- YOUR TASK -
Copy each line in which the string "complesso" occurs.

- RECORDED INFORMATION -
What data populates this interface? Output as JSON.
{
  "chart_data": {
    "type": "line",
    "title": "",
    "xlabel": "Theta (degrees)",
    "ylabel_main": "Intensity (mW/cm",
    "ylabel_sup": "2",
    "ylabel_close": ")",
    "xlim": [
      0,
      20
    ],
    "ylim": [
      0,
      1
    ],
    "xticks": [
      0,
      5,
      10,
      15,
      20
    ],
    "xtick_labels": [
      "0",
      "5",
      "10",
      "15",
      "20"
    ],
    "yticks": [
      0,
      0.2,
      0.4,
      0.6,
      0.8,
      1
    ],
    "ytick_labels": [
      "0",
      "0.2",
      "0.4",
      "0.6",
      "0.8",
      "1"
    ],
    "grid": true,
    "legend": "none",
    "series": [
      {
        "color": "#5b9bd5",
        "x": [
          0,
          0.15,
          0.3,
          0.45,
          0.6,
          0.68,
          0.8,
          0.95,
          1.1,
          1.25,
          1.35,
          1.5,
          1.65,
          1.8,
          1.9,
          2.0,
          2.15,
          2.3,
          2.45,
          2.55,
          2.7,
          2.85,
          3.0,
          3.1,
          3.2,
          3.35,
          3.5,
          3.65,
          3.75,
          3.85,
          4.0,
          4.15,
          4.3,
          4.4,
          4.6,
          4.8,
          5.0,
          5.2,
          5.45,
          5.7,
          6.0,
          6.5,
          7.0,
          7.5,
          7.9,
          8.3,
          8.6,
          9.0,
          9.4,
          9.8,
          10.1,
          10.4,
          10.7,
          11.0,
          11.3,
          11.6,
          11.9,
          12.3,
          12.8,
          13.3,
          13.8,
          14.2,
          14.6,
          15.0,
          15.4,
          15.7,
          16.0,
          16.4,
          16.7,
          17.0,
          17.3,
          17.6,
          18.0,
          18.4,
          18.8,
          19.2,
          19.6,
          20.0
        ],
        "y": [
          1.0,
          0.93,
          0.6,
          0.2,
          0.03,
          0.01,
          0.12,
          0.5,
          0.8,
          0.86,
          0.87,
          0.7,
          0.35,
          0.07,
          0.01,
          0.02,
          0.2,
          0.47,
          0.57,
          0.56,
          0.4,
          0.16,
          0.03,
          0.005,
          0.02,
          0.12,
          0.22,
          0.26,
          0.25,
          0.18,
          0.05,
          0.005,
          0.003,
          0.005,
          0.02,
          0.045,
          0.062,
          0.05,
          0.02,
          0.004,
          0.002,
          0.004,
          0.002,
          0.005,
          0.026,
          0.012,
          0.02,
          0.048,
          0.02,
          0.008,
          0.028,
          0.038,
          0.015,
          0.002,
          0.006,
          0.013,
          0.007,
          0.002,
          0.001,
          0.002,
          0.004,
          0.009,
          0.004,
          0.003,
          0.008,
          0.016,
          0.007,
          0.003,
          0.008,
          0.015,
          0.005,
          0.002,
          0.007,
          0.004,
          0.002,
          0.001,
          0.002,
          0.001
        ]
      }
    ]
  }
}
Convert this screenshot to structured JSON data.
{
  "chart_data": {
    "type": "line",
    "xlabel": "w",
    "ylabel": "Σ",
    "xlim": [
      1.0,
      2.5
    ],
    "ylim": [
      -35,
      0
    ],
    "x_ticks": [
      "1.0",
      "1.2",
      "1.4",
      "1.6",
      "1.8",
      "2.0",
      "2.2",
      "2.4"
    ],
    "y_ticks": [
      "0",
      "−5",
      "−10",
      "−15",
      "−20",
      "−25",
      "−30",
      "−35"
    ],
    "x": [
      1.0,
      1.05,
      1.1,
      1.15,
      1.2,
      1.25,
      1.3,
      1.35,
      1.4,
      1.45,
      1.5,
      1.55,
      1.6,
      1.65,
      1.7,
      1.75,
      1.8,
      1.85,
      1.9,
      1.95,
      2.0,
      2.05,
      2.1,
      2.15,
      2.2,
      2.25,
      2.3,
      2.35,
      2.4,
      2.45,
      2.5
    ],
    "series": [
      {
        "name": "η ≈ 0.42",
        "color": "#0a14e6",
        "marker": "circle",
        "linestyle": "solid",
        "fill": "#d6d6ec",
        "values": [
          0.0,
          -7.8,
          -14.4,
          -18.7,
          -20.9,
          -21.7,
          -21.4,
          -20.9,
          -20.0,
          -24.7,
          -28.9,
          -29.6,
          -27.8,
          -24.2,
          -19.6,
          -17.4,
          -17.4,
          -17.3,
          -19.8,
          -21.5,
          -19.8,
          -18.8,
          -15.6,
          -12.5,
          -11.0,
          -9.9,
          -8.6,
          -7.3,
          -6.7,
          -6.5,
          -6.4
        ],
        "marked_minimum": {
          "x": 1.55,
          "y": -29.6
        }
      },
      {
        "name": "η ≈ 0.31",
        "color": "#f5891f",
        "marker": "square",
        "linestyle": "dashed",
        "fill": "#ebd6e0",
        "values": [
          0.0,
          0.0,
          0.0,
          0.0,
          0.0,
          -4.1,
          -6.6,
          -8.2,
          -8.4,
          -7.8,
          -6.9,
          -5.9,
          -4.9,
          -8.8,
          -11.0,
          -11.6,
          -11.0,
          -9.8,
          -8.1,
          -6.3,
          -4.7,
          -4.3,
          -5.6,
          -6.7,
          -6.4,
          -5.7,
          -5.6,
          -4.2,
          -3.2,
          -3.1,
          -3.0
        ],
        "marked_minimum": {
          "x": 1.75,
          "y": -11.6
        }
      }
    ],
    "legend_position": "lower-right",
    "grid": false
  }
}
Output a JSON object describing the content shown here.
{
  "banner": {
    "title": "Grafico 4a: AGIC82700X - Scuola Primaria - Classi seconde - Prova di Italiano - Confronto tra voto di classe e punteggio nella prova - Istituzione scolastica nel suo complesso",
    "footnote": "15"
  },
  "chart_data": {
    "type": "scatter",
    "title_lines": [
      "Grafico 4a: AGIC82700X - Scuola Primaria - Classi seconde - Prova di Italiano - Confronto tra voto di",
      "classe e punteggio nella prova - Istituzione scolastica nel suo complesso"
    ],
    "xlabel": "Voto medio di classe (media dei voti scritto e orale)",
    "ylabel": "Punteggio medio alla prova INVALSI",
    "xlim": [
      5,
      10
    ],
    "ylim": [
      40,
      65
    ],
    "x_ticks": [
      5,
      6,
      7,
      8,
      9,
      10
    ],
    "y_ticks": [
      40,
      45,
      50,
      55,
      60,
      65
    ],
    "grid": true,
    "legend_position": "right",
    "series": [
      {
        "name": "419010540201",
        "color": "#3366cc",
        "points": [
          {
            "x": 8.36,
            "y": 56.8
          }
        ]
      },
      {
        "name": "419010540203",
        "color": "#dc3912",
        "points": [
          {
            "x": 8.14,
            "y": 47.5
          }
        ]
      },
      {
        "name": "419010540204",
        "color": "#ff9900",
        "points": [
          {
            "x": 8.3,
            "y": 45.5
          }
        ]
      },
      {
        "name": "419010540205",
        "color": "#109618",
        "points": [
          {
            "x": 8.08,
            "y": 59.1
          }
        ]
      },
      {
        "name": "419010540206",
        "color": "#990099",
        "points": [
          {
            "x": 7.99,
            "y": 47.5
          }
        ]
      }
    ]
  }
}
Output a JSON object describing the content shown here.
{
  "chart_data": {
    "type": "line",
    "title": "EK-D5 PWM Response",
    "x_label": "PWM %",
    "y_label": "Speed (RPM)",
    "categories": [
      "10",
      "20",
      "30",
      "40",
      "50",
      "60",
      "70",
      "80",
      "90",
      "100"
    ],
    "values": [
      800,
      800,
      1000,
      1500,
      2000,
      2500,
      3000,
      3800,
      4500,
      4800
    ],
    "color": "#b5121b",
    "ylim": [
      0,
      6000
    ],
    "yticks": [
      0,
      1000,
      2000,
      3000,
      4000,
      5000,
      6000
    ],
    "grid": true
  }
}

- TASK ANSWER -
    "title": "Grafico 4a: AGIC82700X - Scuola Primaria - Classi seconde - Prova di Italiano - Confronto tra voto di classe e punteggio nella prova - Istituzione scolastica nel suo complesso",
      "classe e punteggio nella prova - Istituzione scolastica nel suo complesso"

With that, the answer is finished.